* MATERIAL:

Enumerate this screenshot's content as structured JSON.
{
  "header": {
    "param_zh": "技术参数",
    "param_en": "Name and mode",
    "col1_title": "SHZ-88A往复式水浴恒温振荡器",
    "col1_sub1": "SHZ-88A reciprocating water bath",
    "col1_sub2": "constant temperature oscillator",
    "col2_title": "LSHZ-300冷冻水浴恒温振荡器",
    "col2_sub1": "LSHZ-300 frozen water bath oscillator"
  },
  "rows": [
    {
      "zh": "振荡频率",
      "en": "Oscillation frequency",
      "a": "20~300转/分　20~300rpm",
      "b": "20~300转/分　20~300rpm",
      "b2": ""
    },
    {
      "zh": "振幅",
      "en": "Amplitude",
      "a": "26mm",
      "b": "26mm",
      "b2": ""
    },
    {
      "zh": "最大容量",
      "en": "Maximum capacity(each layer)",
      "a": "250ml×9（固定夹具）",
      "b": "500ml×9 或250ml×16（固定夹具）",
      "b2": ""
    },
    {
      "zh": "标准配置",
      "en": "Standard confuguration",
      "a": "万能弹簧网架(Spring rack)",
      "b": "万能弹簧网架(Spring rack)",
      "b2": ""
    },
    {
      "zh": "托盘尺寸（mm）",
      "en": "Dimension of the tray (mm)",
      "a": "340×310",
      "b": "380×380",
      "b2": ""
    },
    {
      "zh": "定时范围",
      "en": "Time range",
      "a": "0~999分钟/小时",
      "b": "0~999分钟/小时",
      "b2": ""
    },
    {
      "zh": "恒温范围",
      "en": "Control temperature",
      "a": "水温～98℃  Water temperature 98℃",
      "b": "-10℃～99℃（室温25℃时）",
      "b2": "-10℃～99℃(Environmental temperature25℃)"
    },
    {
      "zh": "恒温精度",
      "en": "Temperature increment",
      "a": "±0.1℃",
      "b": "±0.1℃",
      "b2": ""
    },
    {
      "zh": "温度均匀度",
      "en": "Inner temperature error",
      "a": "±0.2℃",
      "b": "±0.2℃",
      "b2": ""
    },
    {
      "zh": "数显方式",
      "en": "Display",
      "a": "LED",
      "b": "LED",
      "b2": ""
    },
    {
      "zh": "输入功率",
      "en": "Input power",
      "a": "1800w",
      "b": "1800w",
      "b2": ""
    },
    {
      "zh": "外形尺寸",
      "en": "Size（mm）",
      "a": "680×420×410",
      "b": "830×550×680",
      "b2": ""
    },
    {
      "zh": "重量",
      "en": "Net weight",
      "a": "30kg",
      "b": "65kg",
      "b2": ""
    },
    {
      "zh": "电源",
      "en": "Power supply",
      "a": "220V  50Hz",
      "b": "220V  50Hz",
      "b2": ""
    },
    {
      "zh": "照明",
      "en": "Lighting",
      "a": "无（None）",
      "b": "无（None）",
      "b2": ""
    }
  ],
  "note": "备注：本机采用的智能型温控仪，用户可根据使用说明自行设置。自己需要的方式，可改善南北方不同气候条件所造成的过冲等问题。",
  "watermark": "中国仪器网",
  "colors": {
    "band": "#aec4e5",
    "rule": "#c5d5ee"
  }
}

* PROBLEM TO WORK ON: Print the records above in full, exactly.

* EXERCISE OUTPUT:
Enumerate this screenshot's content as structured JSON.
{
  "header": {
    "param_zh": "技术参数",
    "param_en": "Name and mode",
    "col1_title": "SHZ-88A往复式水浴恒温振荡器",
    "col1_sub1": "SHZ-88A reciprocating water bath",
    "col1_sub2": "constant temperature oscillator",
    "col2_title": "LSHZ-300冷冻水浴恒温振荡器",
    "col2_sub1": "LSHZ-300 frozen water bath oscillator"
  },
  "rows": [
    {
      "zh": "振荡频率",
      "en": "Oscillation frequency",
      "a": "20~300转/分　20~300rpm",
      "b": "20~300转/分　20~300rpm",
      "b2": ""
    },
    {
      "zh": "振幅",
      "en": "Amplitude",
      "a": "26mm",
      "b": "26mm",
      "b2": ""
    },
    {
      "zh": "最大容量",
      "en": "Maximum capacity(each layer)",
      "a": "250ml×9（固定夹具）",
      "b": "500ml×9 或250ml×16（固定夹具）",
      "b2": ""
    },
    {
      "zh": "标准配置",
      "en": "Standard confuguration",
      "a": "万能弹簧网架(Spring rack)",
      "b": "万能弹簧网架(Spring rack)",
      "b2": ""
    },
    {
      "zh": "托盘尺寸（mm）",
      "en": "Dimension of the tray (mm)",
      "a": "340×310",
      "b": "380×380",
      "b2": ""
    },
    {
      "zh": "定时范围",
      "en": "Time range",
      "a": "0~999分钟/小时",
      "b": "0~999分钟/小时",
      "b2": ""
    },
    {
      "zh": "恒温范围",
      "en": "Control temperature",
      "a": "水温～98℃  Water temperature 98℃",
      "b": "-10℃～99℃（室温25℃时）",
      "b2": "-10℃～99℃(Environmental temperature25℃)"
    },
    {
      "zh": "恒温精度",
      "en": "Temperature increment",
      "a": "±0.1℃",
      "b": "±0.1℃",
      "b2": ""
    },
    {
      "zh": "温度均匀度",
      "en": "Inner temperature error",
      "a": "±0.2℃",
      "b": "±0.2℃",
      "b2": ""
    },
    {
      "zh": "数显方式",
      "en": "Display",
      "a": "LED",
      "b": "LED",
      "b2": ""
    },
    {
      "zh": "输入功率",
      "en": "Input power",
      "a": "1800w",
      "b": "1800w",
      "b2": ""
    },
    {
      "zh": "外形尺寸",
      "en": "Size（mm）",
      "a": "680×420×410",
      "b": "830×550×680",
      "b2": ""
    },
    {
      "zh": "重量",
      "en": "Net weight",
      "a": "30kg",
      "b": "65kg",
      "b2": ""
    },
    {
      "zh": "电源",
      "en": "Power supply",
      "a": "220V  50Hz",
      "b": "220V  50Hz",
      "b2": ""
    },
    {
      "zh": "照明",
      "en": "Lighting",
      "a": "无（None）",
      "b": "无（None）",
      "b2": ""
    }
  ],
  "note": "备注：本机采用的智能型温控仪，用户可根据使用说明自行设置。自己需要的方式，可改善南北方不同气候条件所造成的过冲等问题。",
  "watermark": "中国仪器网",
  "colors": {
    "band": "#aec4e5",
    "rule": "#c5d5ee"
  }
}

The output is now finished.